'''
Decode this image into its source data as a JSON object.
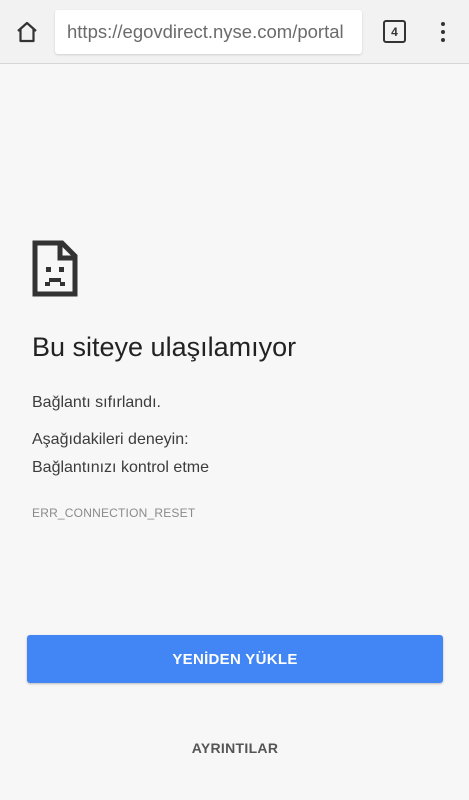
{
  "toolbar": {
    "url": "https://egovdirect.nyse.com/portal",
    "tab_count": "4"
  },
  "error": {
    "title": "Bu siteye ulaşılamıyor",
    "reason": "Bağlantı sıfırlandı.",
    "try_heading": "Aşağıdakileri deneyin:",
    "suggestion": "Bağlantınızı kontrol etme",
    "code": "ERR_CONNECTION_RESET"
  },
  "actions": {
    "reload_label": "YENİDEN YÜKLE",
    "details_label": "AYRINTILAR"
  },
  "colors": {
    "accent": "#4285f4",
    "background": "#f7f7f7"
  }
}
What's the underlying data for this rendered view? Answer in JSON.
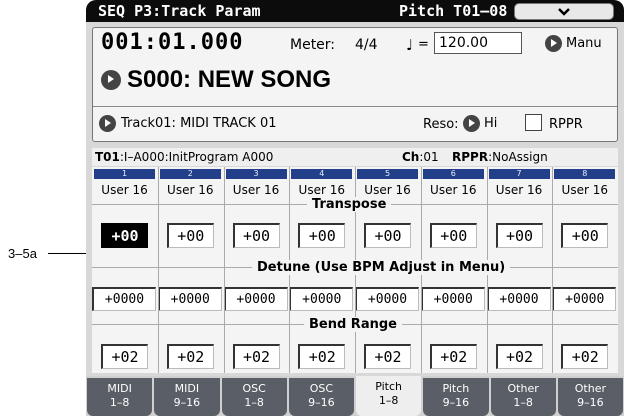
{
  "callout": {
    "label": "3–5a"
  },
  "title": {
    "left": "SEQ P3:Track Param",
    "right": "Pitch T01–08",
    "menu_icon": "chevron-down-icon"
  },
  "location": "001:01.000",
  "meter": {
    "label": "Meter:",
    "value": "4/4"
  },
  "tempo": {
    "note_glyph": "♩",
    "eq": "=",
    "value": "120.00",
    "mode": "Manu"
  },
  "song": {
    "name": "S000: NEW SONG"
  },
  "track": {
    "name": "Track01: MIDI TRACK 01"
  },
  "reso": {
    "label": "Reso:",
    "value": "Hi"
  },
  "rppr": {
    "label": "RPPR",
    "checked": false
  },
  "track_info": {
    "track": "T01",
    "program": ":I–A000:InitProgram A000",
    "ch_label": "Ch",
    "ch_value": ":01",
    "rppr_label": "RPPR",
    "rppr_value": ":NoAssign"
  },
  "sections": {
    "transpose": "Transpose",
    "detune": "Detune (Use BPM Adjust in Menu)",
    "bend": "Bend Range"
  },
  "columns": [
    {
      "num": "1",
      "program": "User 16",
      "transpose": "+00",
      "detune": "+0000",
      "bend": "+02"
    },
    {
      "num": "2",
      "program": "User 16",
      "transpose": "+00",
      "detune": "+0000",
      "bend": "+02"
    },
    {
      "num": "3",
      "program": "User 16",
      "transpose": "+00",
      "detune": "+0000",
      "bend": "+02"
    },
    {
      "num": "4",
      "program": "User 16",
      "transpose": "+00",
      "detune": "+0000",
      "bend": "+02"
    },
    {
      "num": "5",
      "program": "User 16",
      "transpose": "+00",
      "detune": "+0000",
      "bend": "+02"
    },
    {
      "num": "6",
      "program": "User 16",
      "transpose": "+00",
      "detune": "+0000",
      "bend": "+02"
    },
    {
      "num": "7",
      "program": "User 16",
      "transpose": "+00",
      "detune": "+0000",
      "bend": "+02"
    },
    {
      "num": "8",
      "program": "User 16",
      "transpose": "+00",
      "detune": "+0000",
      "bend": "+02"
    }
  ],
  "tabs": [
    {
      "line1": "MIDI",
      "line2": "1–8"
    },
    {
      "line1": "MIDI",
      "line2": "9–16"
    },
    {
      "line1": "OSC",
      "line2": "1–8"
    },
    {
      "line1": "OSC",
      "line2": "9–16"
    },
    {
      "line1": "Pitch",
      "line2": "1–8",
      "active": true
    },
    {
      "line1": "Pitch",
      "line2": "9–16"
    },
    {
      "line1": "Other",
      "line2": "1–8"
    },
    {
      "line1": "Other",
      "line2": "9–16"
    }
  ]
}
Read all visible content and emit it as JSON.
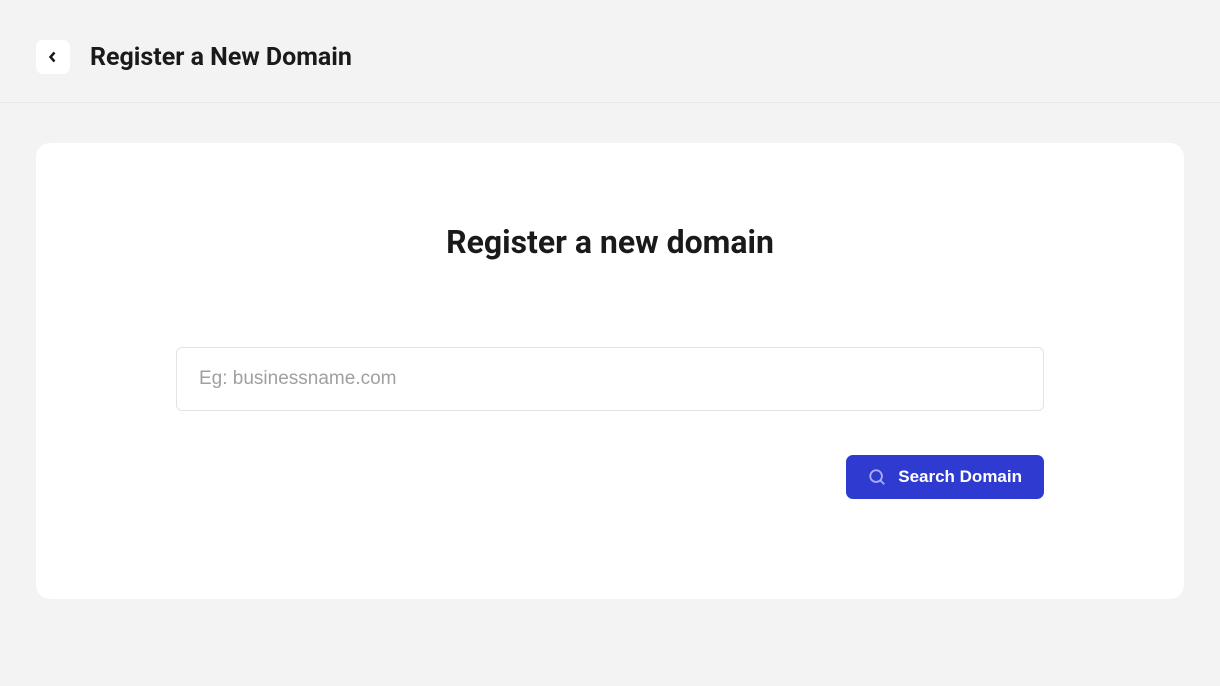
{
  "header": {
    "title": "Register a New Domain"
  },
  "main": {
    "heading": "Register a new domain",
    "search": {
      "value": "",
      "placeholder": "Eg: businessname.com"
    },
    "button_label": "Search Domain"
  }
}
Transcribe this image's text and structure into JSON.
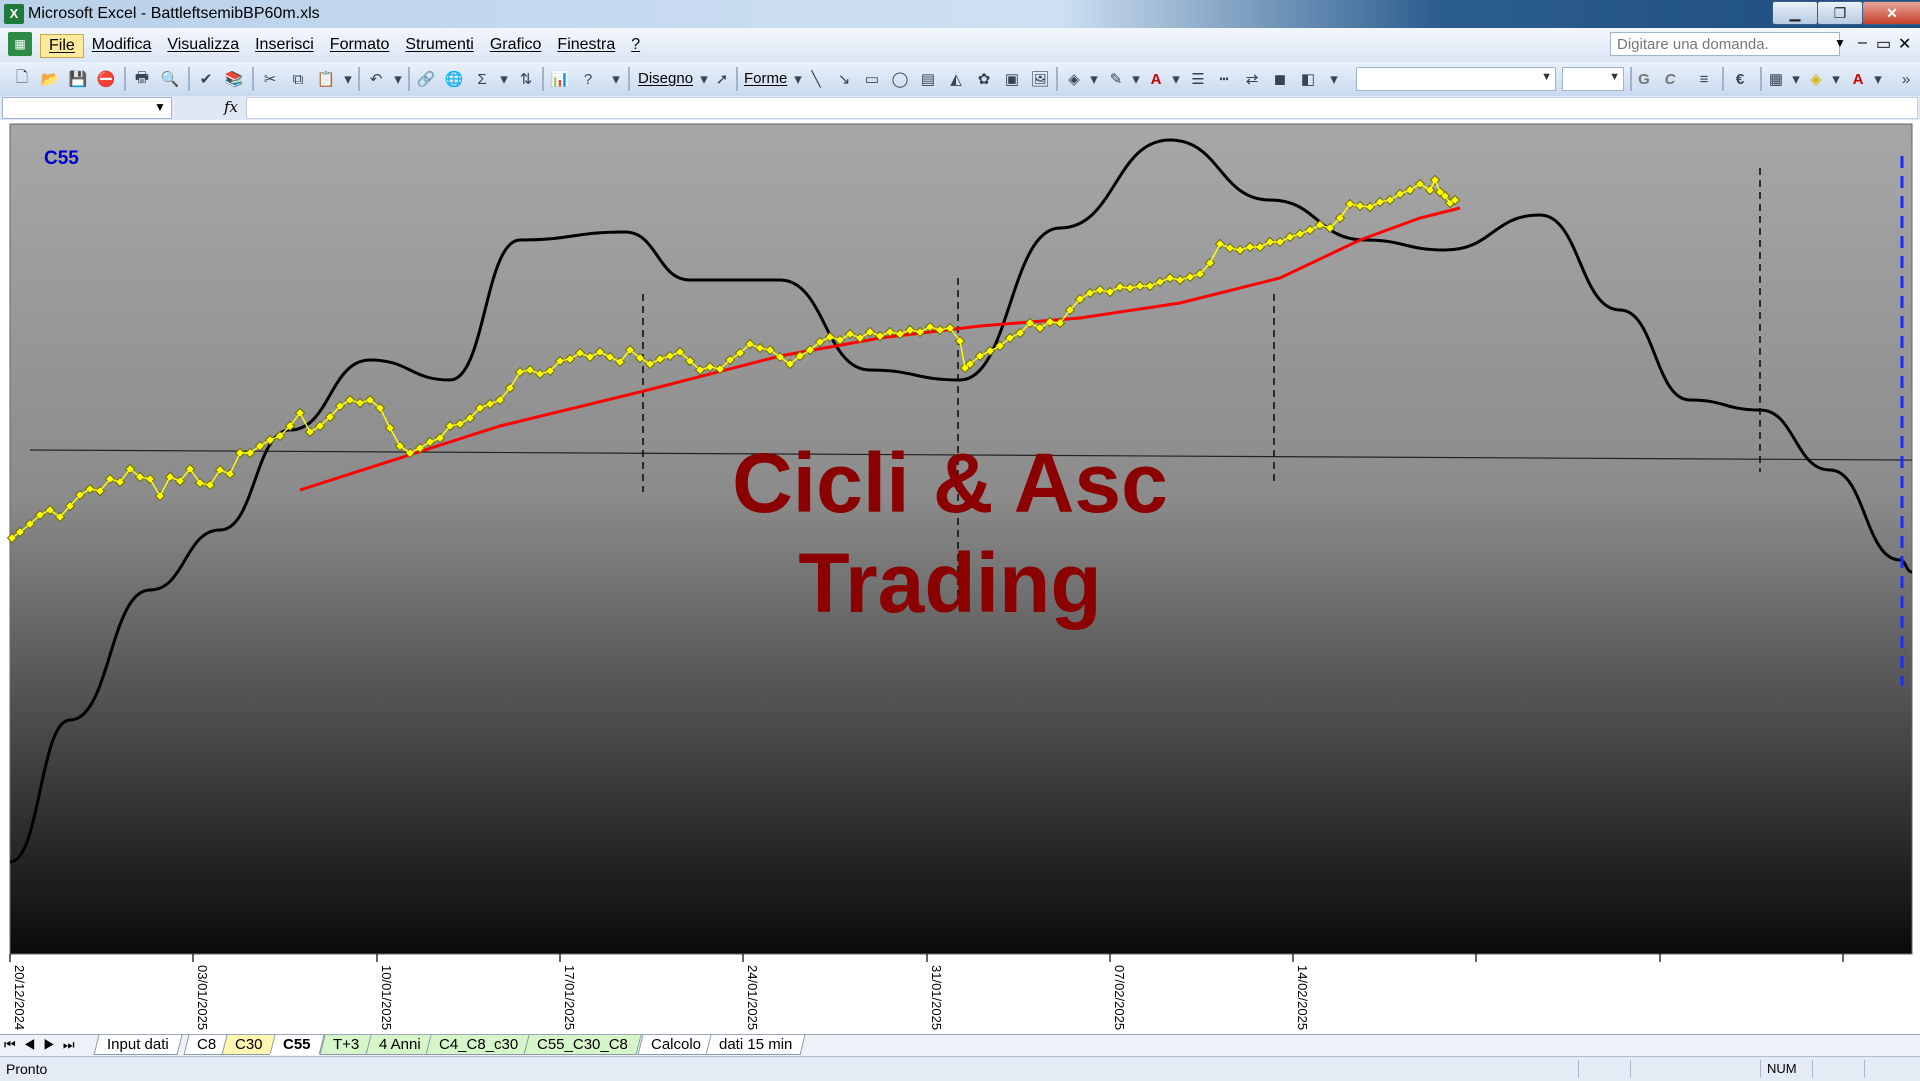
'''
Read the data above and pull out each line that holds the string "Register".

Solution to the exercise
    "title": "Register a New Domain"
    "heading": "Register a new domain",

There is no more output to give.